** THE REQUEST **
Return each line of the records with nothing changed, pictures excepted.

··· INPUT FOR THIS TASK

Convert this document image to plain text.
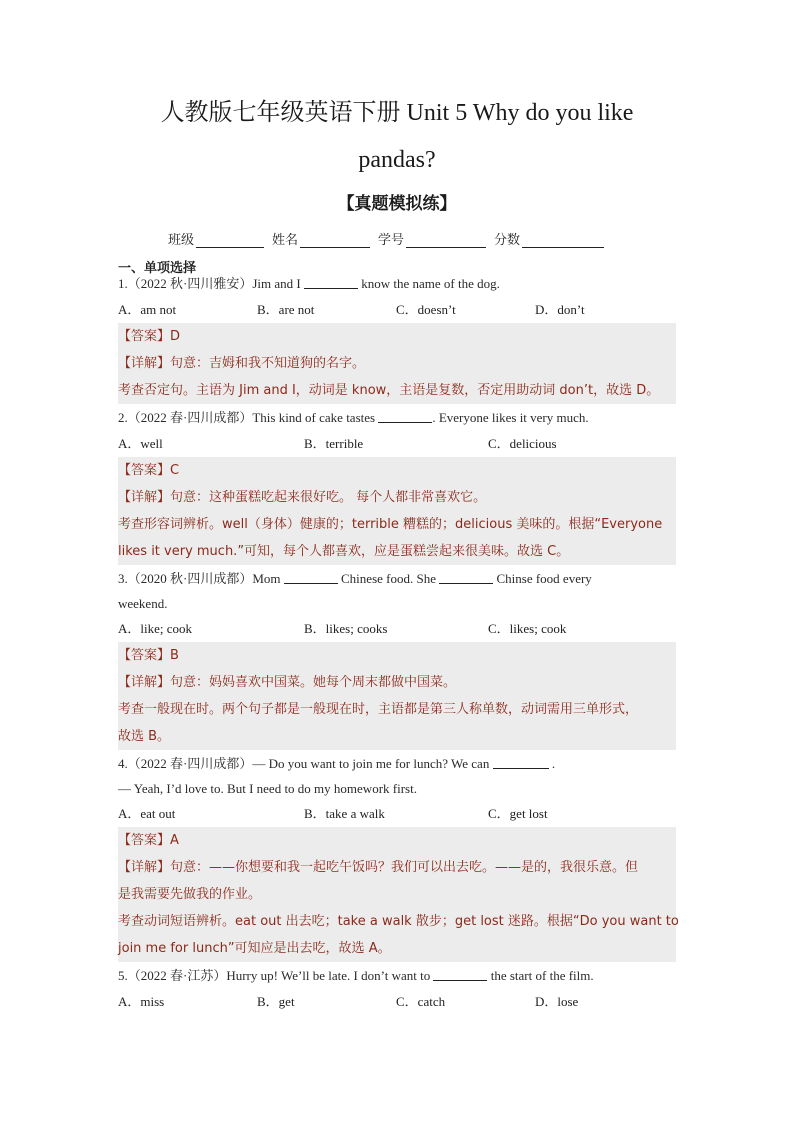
人教版七年级英语下册 Unit 5 Why do you like
pandas?
【真题模拟练】
班级	姓名	学号	分数
一、单项选择
1.（2022 秋·四川雅安）Jim and I	know the name of the dog.
A．am not	B．are not	C．doesn’t	D．don’t
【答案】D
【详解】句意：吉姆和我不知道狗的名字。
考查否定句。主语为 Jim and I，动词是 know，主语是复数，否定用助动词 don’t，故选 D。
2.（2022 春·四川成都）This kind of cake tastes	. Everyone likes it very much.
A．well	B．terrible	C．delicious
【答案】C
【详解】句意：这种蛋糕吃起来很好吃。 每个人都非常喜欢它。
考查形容词辨析。well（身体）健康的；terrible 糟糕的；delicious 美味的。根据“Everyone
likes it very much.”可知，每个人都喜欢，应是蛋糕尝起来很美味。故选 C。
3.（2020 秋·四川成都）Mom	Chinese food. She	Chinse food every
weekend.
A．like; cook	B．likes; cooks	C．likes; cook
【答案】B
【详解】句意：妈妈喜欢中国菜。她每个周末都做中国菜。
考查一般现在时。两个句子都是一般现在时，主语都是第三人称单数，动词需用三单形式，
故选 B。
4.（2022 春·四川成都）— Do you want to join me for lunch? We can	.
— Yeah, I’d love to. But I need to do my homework first.
A．eat out	B．take a walk	C．get lost
【答案】A
【详解】句意：——你想要和我一起吃午饭吗？我们可以出去吃。——是的，我很乐意。但
是我需要先做我的作业。
考查动词短语辨析。eat out 出去吃；take a walk 散步；get lost 迷路。根据“Do you want to
join me for lunch”可知应是出去吃，故选 A。
5.（2022 春·江苏）Hurry up! We’ll be late. I don’t want to	the start of the film.
A．miss	B．get	C．catch	D．lose
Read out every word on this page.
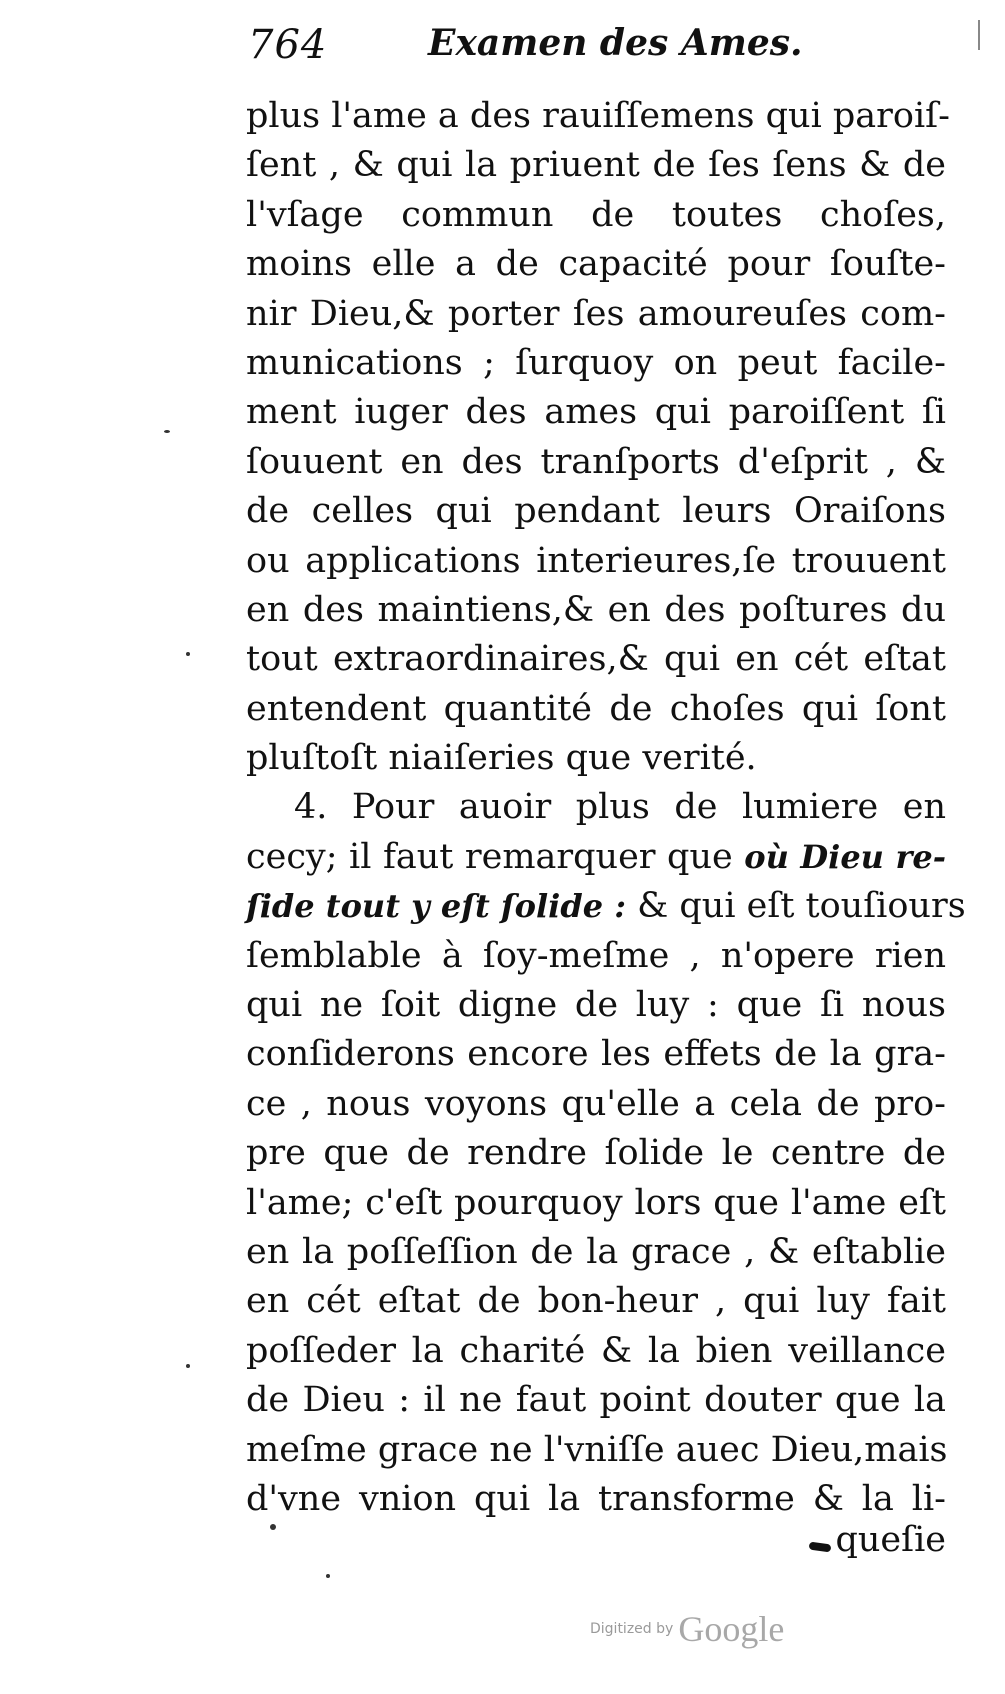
764	Examen des Ames.
plus l'ame a des rauiſſemens qui paroiſ-
ſent , & qui la priuent de ſes ſens & de
l'vſage commun de toutes choſes,
moins elle a de capacité pour ſouſte-
nir Dieu,& porter ſes amoureuſes com-
munications ; ſurquoy on peut facile-
ment iuger des ames qui paroiſſent ſi
ſouuent en des tranſports d'eſprit , &
de celles qui pendant leurs Oraiſons
ou applications interieures,ſe trouuent
en des maintiens,& en des poſtures du
tout extraordinaires,& qui en cét eſtat
entendent quantité de choſes qui ſont
pluſtoſt niaiſeries que verité.
4. Pour auoir plus de lumiere en
cecy; il faut remarquer que où Dieu re-
ſide tout y eſt ſolide : & qui eſt touſiours
ſemblable à ſoy-meſme , n'opere rien
qui ne ſoit digne de luy : que ſi nous
conſiderons encore les effets de la gra-
ce , nous voyons qu'elle a cela de pro-
pre que de rendre ſolide le centre de
l'ame; c'eſt pourquoy lors que l'ame eſt
en la poſſeſſion de la grace , & eſtablie
en cét eſtat de bon-heur , qui luy fait
poſſeder la charité & la bien veillance
de Dieu : il ne faut point douter que la
meſme grace ne l'vniſſe auec Dieu,mais
d'vne vnion qui la transforme & la li-
queſie
Digitized by Google
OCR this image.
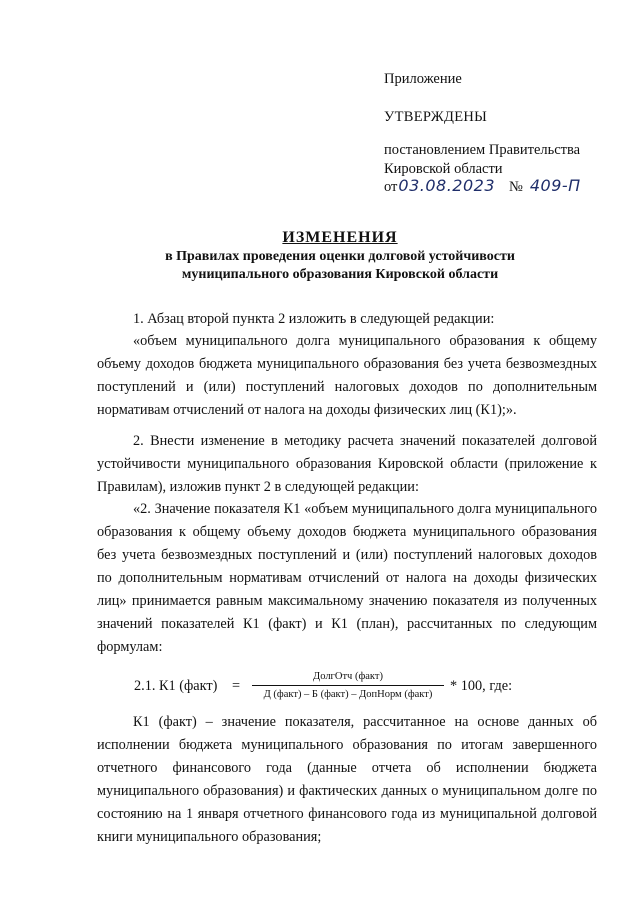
Приложение
УТВЕРЖДЕНЫ
постановлением Правительства
Кировской области
от03.08.2023 № 409-П
ИЗМЕНЕНИЯ
в Правилах проведения оценки долговой устойчивости
муниципального образования Кировской области

1. Абзац второй пункта 2 изложить в следующей редакции:

«объем муниципального долга муниципального образования к общему объему доходов бюджета муниципального образования без учета безвозмездных поступлений и (или) поступлений налоговых доходов по дополнительным нормативам отчислений от налога на доходы физических лиц (К1);».

2. Внести изменение в методику расчета значений показателей долговой устойчивости муниципального образования Кировской области (приложение к Правилам), изложив пункт 2 в следующей редакции:

«2. Значение показателя К1 «объем муниципального долга муниципального образования к общему объему доходов бюджета муниципального образования без учета безвозмездных поступлений и (или) поступлений налоговых доходов по дополнительным нормативам отчислений от налога на доходы физических лиц» принимается равным максимальному значению показателя из полученных значений показателей К1 (факт) и К1 (план), рассчитанных по следующим формулам:

К1 (факт) – значение показателя, рассчитанное на основе данных об исполнении бюджета муниципального образования по итогам завершенного отчетного финансового года (данные отчета об исполнении бюджета муниципального образования) и фактических данных о муниципальном долге по состоянию на 1 января отчетного финансового года из муниципальной долговой книги муниципального образования;

2.1. К1 (факт) =
ДолгОтч (факт)
Д (факт) – Б (факт) – ДопНорм (факт)
* 100, где:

······

** OUTPUT OF THE EXERCISE **
Convert this document image to plain text.
人教版七年级英语下册 Unit 5 Why do you like
pandas?
【真题模拟练】
班级	姓名	学号	分数
一、单项选择
1.（2022 秋·四川雅安）Jim and I	know the name of the dog.
A．am not	B．are not	C．doesn’t	D．don’t
【答案】D
【详解】句意：吉姆和我不知道狗的名字。
考查否定句。主语为 Jim and I，动词是 know，主语是复数，否定用助动词 don’t，故选 D。
2.（2022 春·四川成都）This kind of cake tastes	. Everyone likes it very much.
A．well	B．terrible	C．delicious
【答案】C
【详解】句意：这种蛋糕吃起来很好吃。 每个人都非常喜欢它。
考查形容词辨析。well（身体）健康的；terrible 糟糕的；delicious 美味的。根据“Everyone
likes it very much.”可知，每个人都喜欢，应是蛋糕尝起来很美味。故选 C。
3.（2020 秋·四川成都）Mom	Chinese food. She	Chinse food every
weekend.
A．like; cook	B．likes; cooks	C．likes; cook
【答案】B
【详解】句意：妈妈喜欢中国菜。她每个周末都做中国菜。
考查一般现在时。两个句子都是一般现在时，主语都是第三人称单数，动词需用三单形式，
故选 B。
4.（2022 春·四川成都）— Do you want to join me for lunch? We can	.
— Yeah, I’d love to. But I need to do my homework first.
A．eat out	B．take a walk	C．get lost
【答案】A
【详解】句意：——你想要和我一起吃午饭吗？我们可以出去吃。——是的，我很乐意。但
是我需要先做我的作业。
考查动词短语辨析。eat out 出去吃；take a walk 散步；get lost 迷路。根据“Do you want to
join me for lunch”可知应是出去吃，故选 A。
5.（2022 春·江苏）Hurry up! We’ll be late. I don’t want to	the start of the film.
A．miss	B．get	C．catch	D．lose
Read out every word on this page.
764	Examen des Ames.
plus l'ame a des rauiſſemens qui paroiſ-
ſent , & qui la priuent de ſes ſens & de
l'vſage commun de toutes choſes,
moins elle a de capacité pour ſouſte-
nir Dieu,& porter ſes amoureuſes com-
munications ; ſurquoy on peut facile-
ment iuger des ames qui paroiſſent ſi
ſouuent en des tranſports d'eſprit , &
de celles qui pendant leurs Oraiſons
ou applications interieures,ſe trouuent
en des maintiens,& en des poſtures du
tout extraordinaires,& qui en cét eſtat
entendent quantité de choſes qui ſont
pluſtoſt niaiſeries que verité.
4. Pour auoir plus de lumiere en
cecy; il faut remarquer que où Dieu re-
ſide tout y eſt ſolide : & qui eſt touſiours
ſemblable à ſoy-meſme , n'opere rien
qui ne ſoit digne de luy : que ſi nous
conſiderons encore les effets de la gra-
ce , nous voyons qu'elle a cela de pro-
pre que de rendre ſolide le centre de
l'ame; c'eſt pourquoy lors que l'ame eſt
en la poſſeſſion de la grace , & eſtablie
en cét eſtat de bon-heur , qui luy fait
poſſeder la charité & la bien veillance
de Dieu : il ne faut point douter que la
meſme grace ne l'vniſſe auec Dieu,mais
d'vne vnion qui la transforme & la li-
queſie
Digitized by Google
OCR this image.
Приложение
УТВЕРЖДЕНЫ
постановлением Правительства
Кировской области
от03.08.2023 № 409-П
ИЗМЕНЕНИЯ
в Правилах проведения оценки долговой устойчивости
муниципального образования Кировской области

1. Абзац второй пункта 2 изложить в следующей редакции:

«объем муниципального долга муниципального образования к общему объему доходов бюджета муниципального образования без учета безвозмездных поступлений и (или) поступлений налоговых доходов по дополнительным нормативам отчислений от налога на доходы физических лиц (К1);».

2. Внести изменение в методику расчета значений показателей долговой устойчивости муниципального образования Кировской области (приложение к Правилам), изложив пункт 2 в следующей редакции:

«2. Значение показателя К1 «объем муниципального долга муниципального образования к общему объему доходов бюджета муниципального образования без учета безвозмездных поступлений и (или) поступлений налоговых доходов по дополнительным нормативам отчислений от налога на доходы физических лиц» принимается равным максимальному значению показателя из полученных значений показателей К1 (факт) и К1 (план), рассчитанных по следующим формулам:

К1 (факт) – значение показателя, рассчитанное на основе данных об исполнении бюджета муниципального образования по итогам завершенного отчетного финансового года (данные отчета об исполнении бюджета муниципального образования) и фактических данных о муниципальном долге по состоянию на 1 января отчетного финансового года из муниципальной долговой книги муниципального образования;

2.1. К1 (факт) =
ДолгОтч (факт)
Д (факт) – Б (факт) – ДопНорм (факт)
* 100, где:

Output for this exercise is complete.